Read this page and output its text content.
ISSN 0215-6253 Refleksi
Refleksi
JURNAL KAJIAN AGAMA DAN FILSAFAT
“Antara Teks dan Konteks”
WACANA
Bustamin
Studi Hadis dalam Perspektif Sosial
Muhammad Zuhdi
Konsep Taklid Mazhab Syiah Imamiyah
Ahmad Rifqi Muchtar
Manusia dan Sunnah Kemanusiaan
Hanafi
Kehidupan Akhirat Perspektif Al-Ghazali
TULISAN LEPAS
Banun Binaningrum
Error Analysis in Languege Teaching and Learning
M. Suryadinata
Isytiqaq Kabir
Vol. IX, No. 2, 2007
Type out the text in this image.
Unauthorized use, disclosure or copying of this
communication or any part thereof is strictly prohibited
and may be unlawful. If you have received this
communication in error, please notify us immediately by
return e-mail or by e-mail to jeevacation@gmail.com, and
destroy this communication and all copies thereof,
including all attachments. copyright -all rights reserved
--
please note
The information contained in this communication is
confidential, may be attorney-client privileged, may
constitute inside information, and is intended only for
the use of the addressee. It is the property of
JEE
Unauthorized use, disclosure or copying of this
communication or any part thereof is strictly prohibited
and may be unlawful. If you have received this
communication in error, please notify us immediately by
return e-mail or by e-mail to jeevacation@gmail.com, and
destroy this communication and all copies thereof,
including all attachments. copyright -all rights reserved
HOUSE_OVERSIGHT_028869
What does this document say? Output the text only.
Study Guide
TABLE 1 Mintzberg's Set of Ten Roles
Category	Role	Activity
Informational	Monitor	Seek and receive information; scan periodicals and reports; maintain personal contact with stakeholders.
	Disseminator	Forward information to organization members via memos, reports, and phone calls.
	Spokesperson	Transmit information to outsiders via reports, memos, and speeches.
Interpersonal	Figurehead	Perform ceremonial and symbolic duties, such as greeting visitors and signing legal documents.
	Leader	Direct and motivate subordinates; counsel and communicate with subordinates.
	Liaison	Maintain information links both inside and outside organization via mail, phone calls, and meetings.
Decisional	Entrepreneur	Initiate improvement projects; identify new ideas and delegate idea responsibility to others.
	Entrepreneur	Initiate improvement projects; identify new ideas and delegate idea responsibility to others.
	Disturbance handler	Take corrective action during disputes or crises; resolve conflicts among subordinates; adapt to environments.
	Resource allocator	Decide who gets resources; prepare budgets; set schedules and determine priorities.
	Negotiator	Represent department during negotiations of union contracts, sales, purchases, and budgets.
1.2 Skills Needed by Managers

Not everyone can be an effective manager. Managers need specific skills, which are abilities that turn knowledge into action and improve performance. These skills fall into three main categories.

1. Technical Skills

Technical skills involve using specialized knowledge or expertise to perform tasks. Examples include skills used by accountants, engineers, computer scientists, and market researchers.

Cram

★ ★ ★ ★

▶ Short problem
Say how many lines have the string "action" in them, offering no words beyond the number.

▶ Final result
2